Written request:
Return exactly the lines of the data below, from the one that contains "Read this page and output its text content." through the final line, and leave out every picture.

— begin Data in this exercise —

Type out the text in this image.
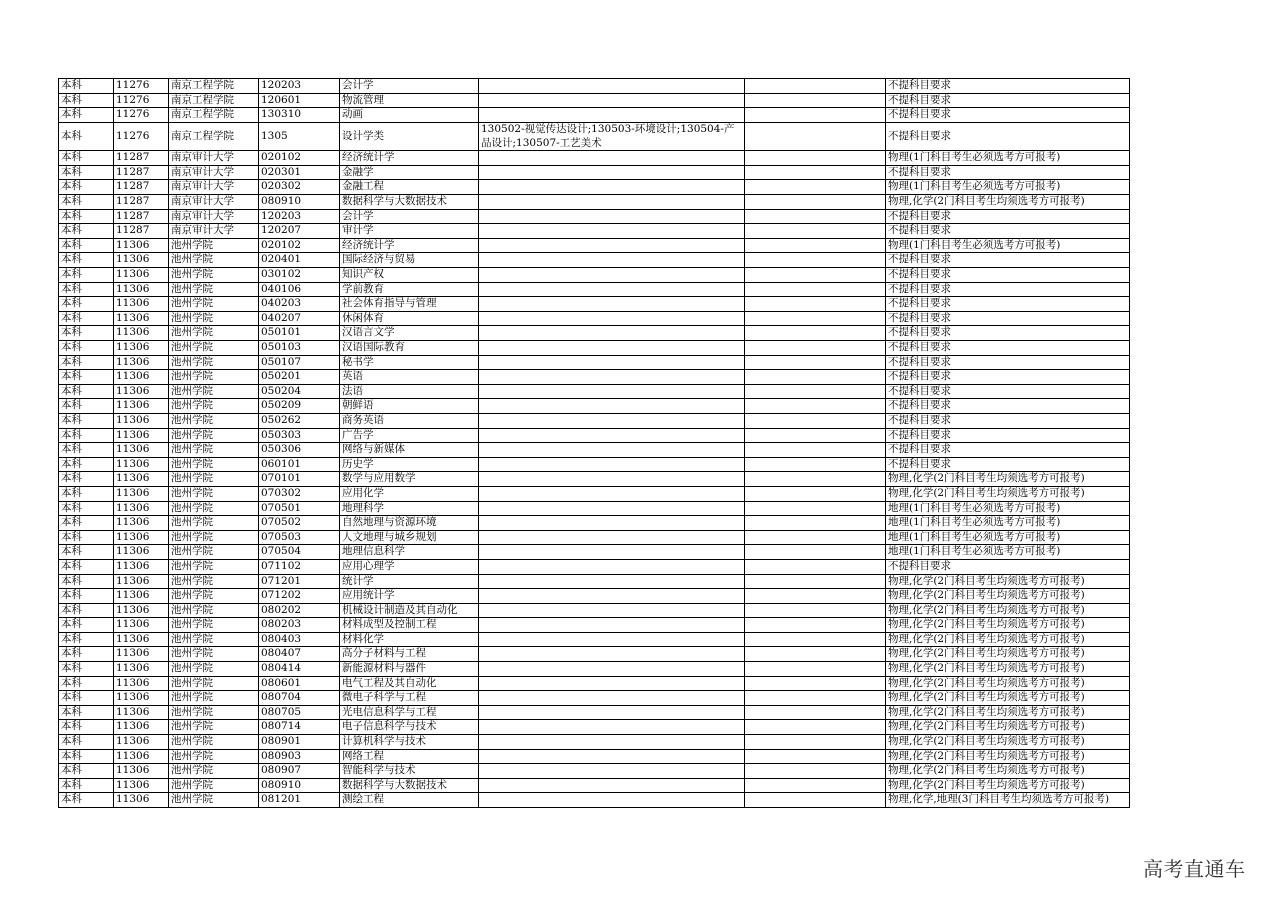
本科	11276	南京工程学院	120203	会计学			不提科目要求
本科	11276	南京工程学院	120601	物流管理			不提科目要求
本科	11276	南京工程学院	130310	动画			不提科目要求
本科	11276	南京工程学院	1305	设计学类	130502-视觉传达设计;130503-环境设计;130504-产品设计;130507-工艺美术		不提科目要求
本科	11287	南京审计大学	020102	经济统计学			物理(1门科目考生必须选考方可报考)
本科	11287	南京审计大学	020301	金融学			不提科目要求
本科	11287	南京审计大学	020302	金融工程			物理(1门科目考生必须选考方可报考)
本科	11287	南京审计大学	080910	数据科学与大数据技术			物理,化学(2门科目考生均须选考方可报考)
本科	11287	南京审计大学	120203	会计学			不提科目要求
本科	11287	南京审计大学	120207	审计学			不提科目要求
本科	11306	池州学院	020102	经济统计学			物理(1门科目考生必须选考方可报考)
本科	11306	池州学院	020401	国际经济与贸易			不提科目要求
本科	11306	池州学院	030102	知识产权			不提科目要求
本科	11306	池州学院	040106	学前教育			不提科目要求
本科	11306	池州学院	040203	社会体育指导与管理			不提科目要求
本科	11306	池州学院	040207	休闲体育			不提科目要求
本科	11306	池州学院	050101	汉语言文学			不提科目要求
本科	11306	池州学院	050103	汉语国际教育			不提科目要求
本科	11306	池州学院	050107	秘书学			不提科目要求
本科	11306	池州学院	050201	英语			不提科目要求
本科	11306	池州学院	050204	法语			不提科目要求
本科	11306	池州学院	050209	朝鲜语			不提科目要求
本科	11306	池州学院	050262	商务英语			不提科目要求
本科	11306	池州学院	050303	广告学			不提科目要求
本科	11306	池州学院	050306	网络与新媒体			不提科目要求
本科	11306	池州学院	060101	历史学			不提科目要求
本科	11306	池州学院	070101	数学与应用数学			物理,化学(2门科目考生均须选考方可报考)
本科	11306	池州学院	070302	应用化学			物理,化学(2门科目考生均须选考方可报考)
本科	11306	池州学院	070501	地理科学			地理(1门科目考生必须选考方可报考)
本科	11306	池州学院	070502	自然地理与资源环境			地理(1门科目考生必须选考方可报考)
本科	11306	池州学院	070503	人文地理与城乡规划			地理(1门科目考生必须选考方可报考)
本科	11306	池州学院	070504	地理信息科学			地理(1门科目考生必须选考方可报考)
本科	11306	池州学院	071102	应用心理学			不提科目要求
本科	11306	池州学院	071201	统计学			物理,化学(2门科目考生均须选考方可报考)
本科	11306	池州学院	071202	应用统计学			物理,化学(2门科目考生均须选考方可报考)
本科	11306	池州学院	080202	机械设计制造及其自动化			物理,化学(2门科目考生均须选考方可报考)
本科	11306	池州学院	080203	材料成型及控制工程			物理,化学(2门科目考生均须选考方可报考)
本科	11306	池州学院	080403	材料化学			物理,化学(2门科目考生均须选考方可报考)
本科	11306	池州学院	080407	高分子材料与工程			物理,化学(2门科目考生均须选考方可报考)
本科	11306	池州学院	080414	新能源材料与器件			物理,化学(2门科目考生均须选考方可报考)
本科	11306	池州学院	080601	电气工程及其自动化			物理,化学(2门科目考生均须选考方可报考)
本科	11306	池州学院	080704	微电子科学与工程			物理,化学(2门科目考生均须选考方可报考)
本科	11306	池州学院	080705	光电信息科学与工程			物理,化学(2门科目考生均须选考方可报考)
本科	11306	池州学院	080714	电子信息科学与技术			物理,化学(2门科目考生均须选考方可报考)
本科	11306	池州学院	080901	计算机科学与技术			物理,化学(2门科目考生均须选考方可报考)
本科	11306	池州学院	080903	网络工程			物理,化学(2门科目考生均须选考方可报考)
本科	11306	池州学院	080907	智能科学与技术			物理,化学(2门科目考生均须选考方可报考)
本科	11306	池州学院	080910	数据科学与大数据技术			物理,化学(2门科目考生均须选考方可报考)
本科	11306	池州学院	081201	测绘工程			物理,化学,地理(3门科目考生均须选考方可报考)
高考直通车
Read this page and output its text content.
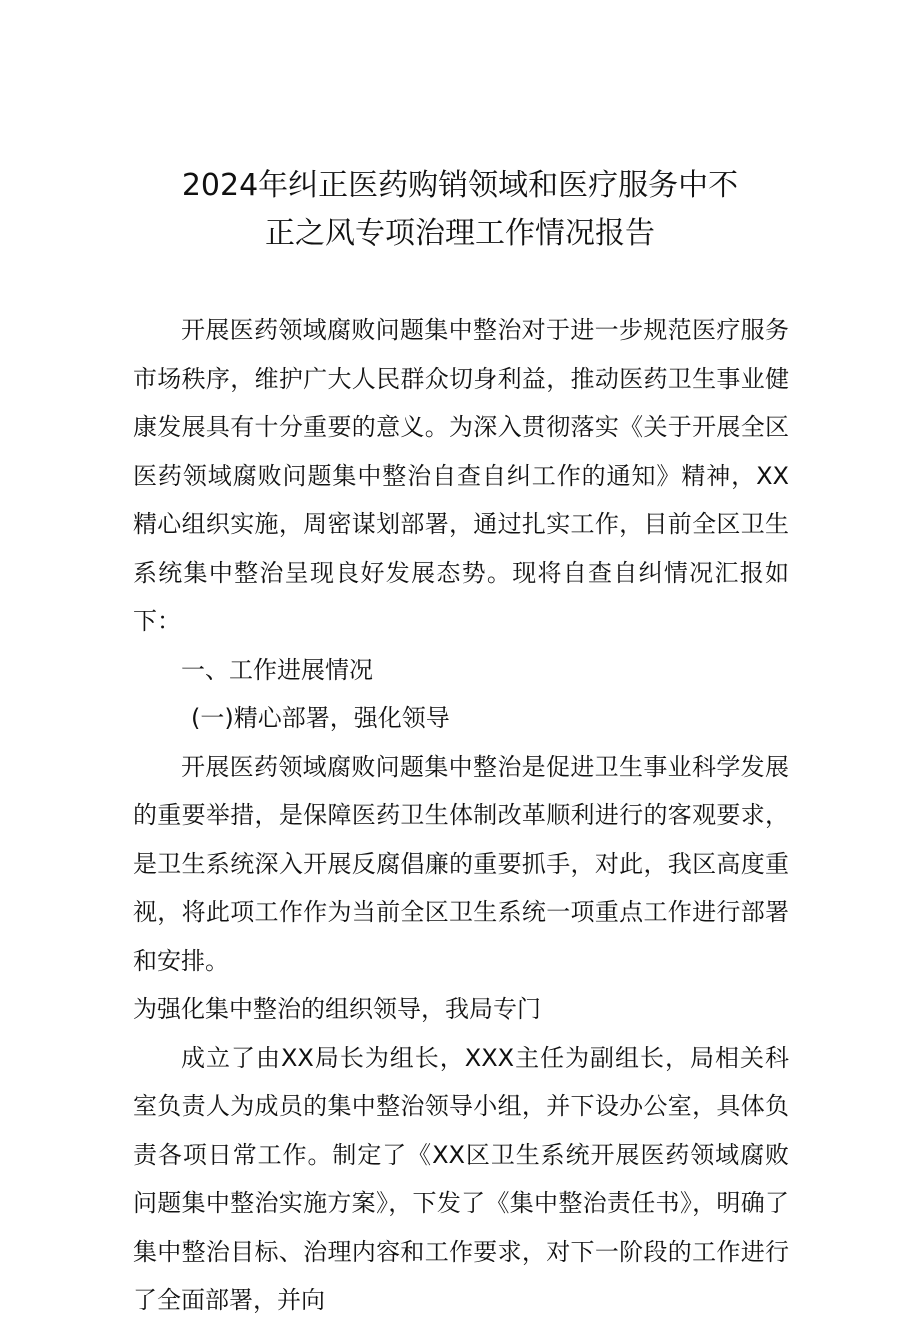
2024年纠正医药购销领域和医疗服务中不
正之风专项治理工作情况报告

开展医药领域腐败问题集中整治对于进一步规范医疗服务市场秩序，维护广大人民群众切身利益，推动医药卫生事业健康发展具有十分重要的意义。为深入贯彻落实《关于开展全区医药领域腐败问题集中整治自查自纠工作的通知》精神，XX精心组织实施，周密谋划部署，通过扎实工作，目前全区卫生系统集中整治呈现良好发展态势。现将自查自纠情况汇报如下：

一、工作进展情况

(一)精心部署，强化领导

开展医药领域腐败问题集中整治是促进卫生事业科学发展的重要举措，是保障医药卫生体制改革顺利进行的客观要求，是卫生系统深入开展反腐倡廉的重要抓手，对此，我区高度重视，将此项工作作为当前全区卫生系统一项重点工作进行部署和安排。

为强化集中整治的组织领导，我局专门

成立了由XX局长为组长，XXX主任为副组长，局相关科室负责人为成员的集中整治领导小组，并下设办公室，具体负责各项日常工作。制定了《XX区卫生系统开展医药领域腐败问题集中整治实施方案》，下发了《集中整治责任书》，明确了集中整治目标、治理内容和工作要求，对下一阶段的工作进行了全面部署，并向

— end Data in this exercise —

Task response:
Read this page and output its text content.
2024年纠正医药购销领域和医疗服务中不
正之风专项治理工作情况报告

开展医药领域腐败问题集中整治对于进一步规范医疗服务市场秩序，维护广大人民群众切身利益，推动医药卫生事业健康发展具有十分重要的意义。为深入贯彻落实《关于开展全区医药领域腐败问题集中整治自查自纠工作的通知》精神，XX精心组织实施，周密谋划部署，通过扎实工作，目前全区卫生系统集中整治呈现良好发展态势。现将自查自纠情况汇报如下：

一、工作进展情况

(一)精心部署，强化领导

开展医药领域腐败问题集中整治是促进卫生事业科学发展的重要举措，是保障医药卫生体制改革顺利进行的客观要求，是卫生系统深入开展反腐倡廉的重要抓手，对此，我区高度重视，将此项工作作为当前全区卫生系统一项重点工作进行部署和安排。

为强化集中整治的组织领导，我局专门

成立了由XX局长为组长，XXX主任为副组长，局相关科室负责人为成员的集中整治领导小组，并下设办公室，具体负责各项日常工作。制定了《XX区卫生系统开展医药领域腐败问题集中整治实施方案》，下发了《集中整治责任书》，明确了集中整治目标、治理内容和工作要求，对下一阶段的工作进行了全面部署，并向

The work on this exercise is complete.